Task: Everything in the listing except the pictures should be written out exactly.
———
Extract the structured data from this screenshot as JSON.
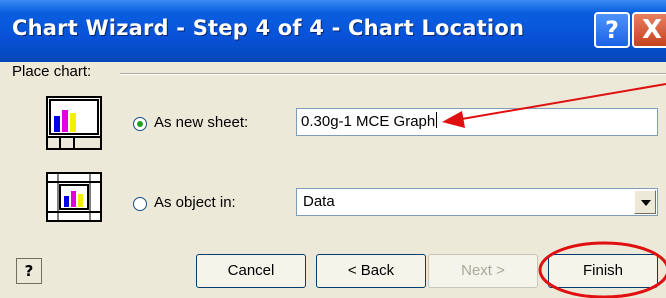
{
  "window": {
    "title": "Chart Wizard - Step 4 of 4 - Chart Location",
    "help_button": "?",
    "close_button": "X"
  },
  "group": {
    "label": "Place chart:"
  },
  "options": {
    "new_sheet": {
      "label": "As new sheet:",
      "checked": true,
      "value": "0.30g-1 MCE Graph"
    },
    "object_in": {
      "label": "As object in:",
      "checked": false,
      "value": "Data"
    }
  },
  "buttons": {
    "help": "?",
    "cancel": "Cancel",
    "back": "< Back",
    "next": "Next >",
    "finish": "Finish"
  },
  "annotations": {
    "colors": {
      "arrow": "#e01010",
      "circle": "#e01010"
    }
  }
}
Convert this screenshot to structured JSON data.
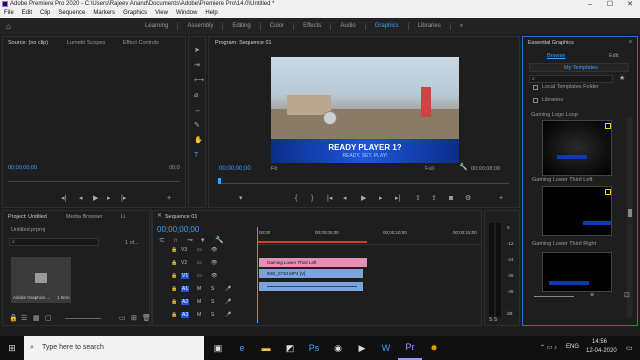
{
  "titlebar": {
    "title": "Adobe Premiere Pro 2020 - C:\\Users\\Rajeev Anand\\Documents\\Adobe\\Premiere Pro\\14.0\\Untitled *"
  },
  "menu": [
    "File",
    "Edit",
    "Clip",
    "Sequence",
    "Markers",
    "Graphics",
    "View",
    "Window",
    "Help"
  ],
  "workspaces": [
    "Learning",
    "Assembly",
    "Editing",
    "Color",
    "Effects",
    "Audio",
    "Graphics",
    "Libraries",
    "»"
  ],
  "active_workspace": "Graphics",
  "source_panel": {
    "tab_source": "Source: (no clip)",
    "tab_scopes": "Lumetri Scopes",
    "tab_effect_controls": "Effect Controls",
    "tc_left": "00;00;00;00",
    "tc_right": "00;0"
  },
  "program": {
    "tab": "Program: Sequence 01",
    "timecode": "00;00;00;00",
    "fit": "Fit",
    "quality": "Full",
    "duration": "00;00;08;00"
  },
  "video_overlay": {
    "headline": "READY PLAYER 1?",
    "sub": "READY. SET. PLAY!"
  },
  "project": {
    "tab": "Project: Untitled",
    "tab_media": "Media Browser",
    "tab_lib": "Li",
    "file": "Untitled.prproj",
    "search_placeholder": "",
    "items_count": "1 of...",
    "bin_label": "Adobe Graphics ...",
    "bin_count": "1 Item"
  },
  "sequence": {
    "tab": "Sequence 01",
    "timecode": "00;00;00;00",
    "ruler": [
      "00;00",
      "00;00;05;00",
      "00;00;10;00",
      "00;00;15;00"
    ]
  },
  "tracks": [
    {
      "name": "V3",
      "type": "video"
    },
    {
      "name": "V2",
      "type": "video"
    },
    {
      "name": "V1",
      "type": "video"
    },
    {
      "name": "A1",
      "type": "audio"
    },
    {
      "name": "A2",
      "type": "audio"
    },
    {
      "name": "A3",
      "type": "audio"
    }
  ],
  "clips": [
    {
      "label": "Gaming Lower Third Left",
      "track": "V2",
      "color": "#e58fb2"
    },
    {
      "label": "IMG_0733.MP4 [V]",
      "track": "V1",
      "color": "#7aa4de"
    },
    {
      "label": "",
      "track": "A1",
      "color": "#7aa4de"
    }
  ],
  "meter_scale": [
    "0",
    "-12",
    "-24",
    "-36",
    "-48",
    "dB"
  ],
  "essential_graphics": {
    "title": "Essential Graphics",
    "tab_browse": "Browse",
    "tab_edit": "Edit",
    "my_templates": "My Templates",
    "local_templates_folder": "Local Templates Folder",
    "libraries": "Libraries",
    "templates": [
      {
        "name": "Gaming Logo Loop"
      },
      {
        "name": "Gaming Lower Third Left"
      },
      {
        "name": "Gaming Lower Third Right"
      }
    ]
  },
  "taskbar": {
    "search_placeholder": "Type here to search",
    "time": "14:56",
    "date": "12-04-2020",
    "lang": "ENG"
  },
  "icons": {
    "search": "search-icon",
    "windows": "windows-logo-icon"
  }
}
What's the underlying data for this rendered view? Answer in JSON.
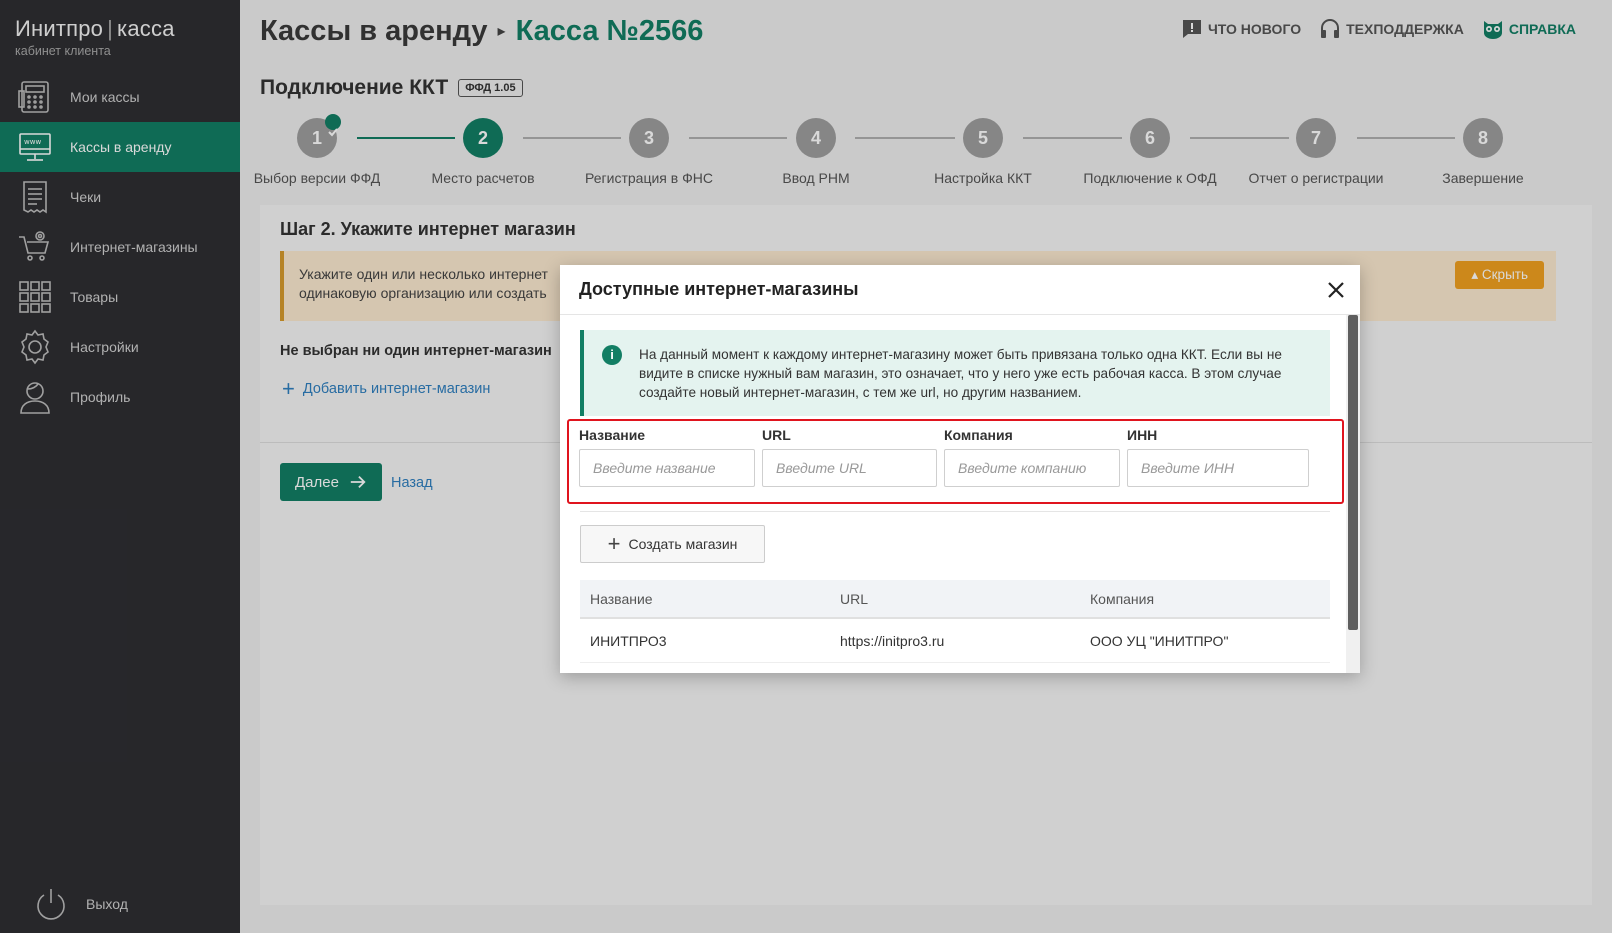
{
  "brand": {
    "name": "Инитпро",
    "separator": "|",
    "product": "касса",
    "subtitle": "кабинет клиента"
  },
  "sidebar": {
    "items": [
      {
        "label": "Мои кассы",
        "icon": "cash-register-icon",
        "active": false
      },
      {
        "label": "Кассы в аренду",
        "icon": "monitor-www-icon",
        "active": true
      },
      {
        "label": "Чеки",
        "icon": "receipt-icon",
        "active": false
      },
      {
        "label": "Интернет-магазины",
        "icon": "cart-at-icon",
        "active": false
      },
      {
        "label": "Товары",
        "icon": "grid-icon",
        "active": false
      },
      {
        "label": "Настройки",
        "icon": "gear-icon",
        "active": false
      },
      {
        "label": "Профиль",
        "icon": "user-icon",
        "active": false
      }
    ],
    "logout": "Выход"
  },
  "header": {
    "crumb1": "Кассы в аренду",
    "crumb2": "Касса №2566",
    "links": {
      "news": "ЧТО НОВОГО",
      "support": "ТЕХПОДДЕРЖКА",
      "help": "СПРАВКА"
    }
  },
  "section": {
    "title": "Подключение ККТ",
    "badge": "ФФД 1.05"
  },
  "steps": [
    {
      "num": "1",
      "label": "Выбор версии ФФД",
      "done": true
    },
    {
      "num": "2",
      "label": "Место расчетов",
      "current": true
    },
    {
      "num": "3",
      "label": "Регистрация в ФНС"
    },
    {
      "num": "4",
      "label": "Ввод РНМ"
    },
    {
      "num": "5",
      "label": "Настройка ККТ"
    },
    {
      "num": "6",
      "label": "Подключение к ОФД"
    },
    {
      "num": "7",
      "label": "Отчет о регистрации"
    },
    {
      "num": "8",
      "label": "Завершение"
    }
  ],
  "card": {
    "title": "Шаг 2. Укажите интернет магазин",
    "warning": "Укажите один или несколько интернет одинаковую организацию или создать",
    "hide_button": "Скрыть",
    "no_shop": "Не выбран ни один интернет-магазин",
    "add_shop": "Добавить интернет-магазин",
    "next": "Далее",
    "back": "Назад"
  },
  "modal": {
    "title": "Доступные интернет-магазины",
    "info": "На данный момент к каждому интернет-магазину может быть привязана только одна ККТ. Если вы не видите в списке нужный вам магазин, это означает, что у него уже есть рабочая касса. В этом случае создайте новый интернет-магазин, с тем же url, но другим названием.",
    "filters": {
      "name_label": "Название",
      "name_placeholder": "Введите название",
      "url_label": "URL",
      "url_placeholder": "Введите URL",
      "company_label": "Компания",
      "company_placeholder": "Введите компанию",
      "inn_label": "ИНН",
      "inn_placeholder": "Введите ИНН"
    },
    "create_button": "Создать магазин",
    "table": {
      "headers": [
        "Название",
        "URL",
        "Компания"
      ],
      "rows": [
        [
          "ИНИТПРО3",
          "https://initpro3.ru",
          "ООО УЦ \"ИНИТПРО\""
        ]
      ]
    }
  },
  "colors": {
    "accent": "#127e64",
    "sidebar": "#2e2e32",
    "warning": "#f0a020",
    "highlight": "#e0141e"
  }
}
———
Output for this task:
Extract the structured data from this screenshot as JSON.
{
  "window": {
    "title": "Chart Wizard - Step 4 of 4 - Chart Location",
    "help_button": "?",
    "close_button": "X"
  },
  "group": {
    "label": "Place chart:"
  },
  "options": {
    "new_sheet": {
      "label": "As new sheet:",
      "checked": true,
      "value": "0.30g-1 MCE Graph"
    },
    "object_in": {
      "label": "As object in:",
      "checked": false,
      "value": "Data"
    }
  },
  "buttons": {
    "help": "?",
    "cancel": "Cancel",
    "back": "< Back",
    "next": "Next >",
    "finish": "Finish"
  },
  "annotations": {
    "colors": {
      "arrow": "#e01010",
      "circle": "#e01010"
    }
  }
}
Convert this screenshot to structured JSON data.
{
  "titlebar": {
    "title": "Adobe Premiere Pro 2020 - C:\\Users\\Rajeev Anand\\Documents\\Adobe\\Premiere Pro\\14.0\\Untitled *"
  },
  "menu": [
    "File",
    "Edit",
    "Clip",
    "Sequence",
    "Markers",
    "Graphics",
    "View",
    "Window",
    "Help"
  ],
  "workspaces": [
    "Learning",
    "Assembly",
    "Editing",
    "Color",
    "Effects",
    "Audio",
    "Graphics",
    "Libraries",
    "»"
  ],
  "active_workspace": "Graphics",
  "source_panel": {
    "tab_source": "Source: (no clip)",
    "tab_scopes": "Lumetri Scopes",
    "tab_effect_controls": "Effect Controls",
    "tc_left": "00;00;00;00",
    "tc_right": "00;0"
  },
  "program": {
    "tab": "Program: Sequence 01",
    "timecode": "00;00;00;00",
    "fit": "Fit",
    "quality": "Full",
    "duration": "00;00;08;00"
  },
  "video_overlay": {
    "headline": "READY PLAYER 1?",
    "sub": "READY. SET. PLAY!"
  },
  "project": {
    "tab": "Project: Untitled",
    "tab_media": "Media Browser",
    "tab_lib": "Li",
    "file": "Untitled.prproj",
    "search_placeholder": "",
    "items_count": "1 of...",
    "bin_label": "Adobe Graphics ...",
    "bin_count": "1 Item"
  },
  "sequence": {
    "tab": "Sequence 01",
    "timecode": "00;00;00;00",
    "ruler": [
      "00;00",
      "00;00;05;00",
      "00;00;10;00",
      "00;00;15;00"
    ]
  },
  "tracks": [
    {
      "name": "V3",
      "type": "video"
    },
    {
      "name": "V2",
      "type": "video"
    },
    {
      "name": "V1",
      "type": "video"
    },
    {
      "name": "A1",
      "type": "audio"
    },
    {
      "name": "A2",
      "type": "audio"
    },
    {
      "name": "A3",
      "type": "audio"
    }
  ],
  "clips": [
    {
      "label": "Gaming Lower Third Left",
      "track": "V2",
      "color": "#e58fb2"
    },
    {
      "label": "IMG_0733.MP4 [V]",
      "track": "V1",
      "color": "#7aa4de"
    },
    {
      "label": "",
      "track": "A1",
      "color": "#7aa4de"
    }
  ],
  "meter_scale": [
    "0",
    "-12",
    "-24",
    "-36",
    "-48",
    "dB"
  ],
  "essential_graphics": {
    "title": "Essential Graphics",
    "tab_browse": "Browse",
    "tab_edit": "Edit",
    "my_templates": "My Templates",
    "local_templates_folder": "Local Templates Folder",
    "libraries": "Libraries",
    "templates": [
      {
        "name": "Gaming Logo Loop"
      },
      {
        "name": "Gaming Lower Third Left"
      },
      {
        "name": "Gaming Lower Third Right"
      }
    ]
  },
  "taskbar": {
    "search_placeholder": "Type here to search",
    "time": "14:56",
    "date": "12-04-2020",
    "lang": "ENG"
  },
  "icons": {
    "search": "search-icon",
    "windows": "windows-logo-icon"
  }
}
What's the underlying data for this rendered view? Answer in JSON.
{
  "brand": {
    "name": "Инитпро",
    "separator": "|",
    "product": "касса",
    "subtitle": "кабинет клиента"
  },
  "sidebar": {
    "items": [
      {
        "label": "Мои кассы",
        "icon": "cash-register-icon",
        "active": false
      },
      {
        "label": "Кассы в аренду",
        "icon": "monitor-www-icon",
        "active": true
      },
      {
        "label": "Чеки",
        "icon": "receipt-icon",
        "active": false
      },
      {
        "label": "Интернет-магазины",
        "icon": "cart-at-icon",
        "active": false
      },
      {
        "label": "Товары",
        "icon": "grid-icon",
        "active": false
      },
      {
        "label": "Настройки",
        "icon": "gear-icon",
        "active": false
      },
      {
        "label": "Профиль",
        "icon": "user-icon",
        "active": false
      }
    ],
    "logout": "Выход"
  },
  "header": {
    "crumb1": "Кассы в аренду",
    "crumb2": "Касса №2566",
    "links": {
      "news": "ЧТО НОВОГО",
      "support": "ТЕХПОДДЕРЖКА",
      "help": "СПРАВКА"
    }
  },
  "section": {
    "title": "Подключение ККТ",
    "badge": "ФФД 1.05"
  },
  "steps": [
    {
      "num": "1",
      "label": "Выбор версии ФФД",
      "done": true
    },
    {
      "num": "2",
      "label": "Место расчетов",
      "current": true
    },
    {
      "num": "3",
      "label": "Регистрация в ФНС"
    },
    {
      "num": "4",
      "label": "Ввод РНМ"
    },
    {
      "num": "5",
      "label": "Настройка ККТ"
    },
    {
      "num": "6",
      "label": "Подключение к ОФД"
    },
    {
      "num": "7",
      "label": "Отчет о регистрации"
    },
    {
      "num": "8",
      "label": "Завершение"
    }
  ],
  "card": {
    "title": "Шаг 2. Укажите интернет магазин",
    "warning": "Укажите один или несколько интернет одинаковую организацию или создать",
    "hide_button": "Скрыть",
    "no_shop": "Не выбран ни один интернет-магазин",
    "add_shop": "Добавить интернет-магазин",
    "next": "Далее",
    "back": "Назад"
  },
  "modal": {
    "title": "Доступные интернет-магазины",
    "info": "На данный момент к каждому интернет-магазину может быть привязана только одна ККТ. Если вы не видите в списке нужный вам магазин, это означает, что у него уже есть рабочая касса. В этом случае создайте новый интернет-магазин, с тем же url, но другим названием.",
    "filters": {
      "name_label": "Название",
      "name_placeholder": "Введите название",
      "url_label": "URL",
      "url_placeholder": "Введите URL",
      "company_label": "Компания",
      "company_placeholder": "Введите компанию",
      "inn_label": "ИНН",
      "inn_placeholder": "Введите ИНН"
    },
    "create_button": "Создать магазин",
    "table": {
      "headers": [
        "Название",
        "URL",
        "Компания"
      ],
      "rows": [
        [
          "ИНИТПРО3",
          "https://initpro3.ru",
          "ООО УЦ \"ИНИТПРО\""
        ]
      ]
    }
  },
  "colors": {
    "accent": "#127e64",
    "sidebar": "#2e2e32",
    "warning": "#f0a020",
    "highlight": "#e0141e"
  }
}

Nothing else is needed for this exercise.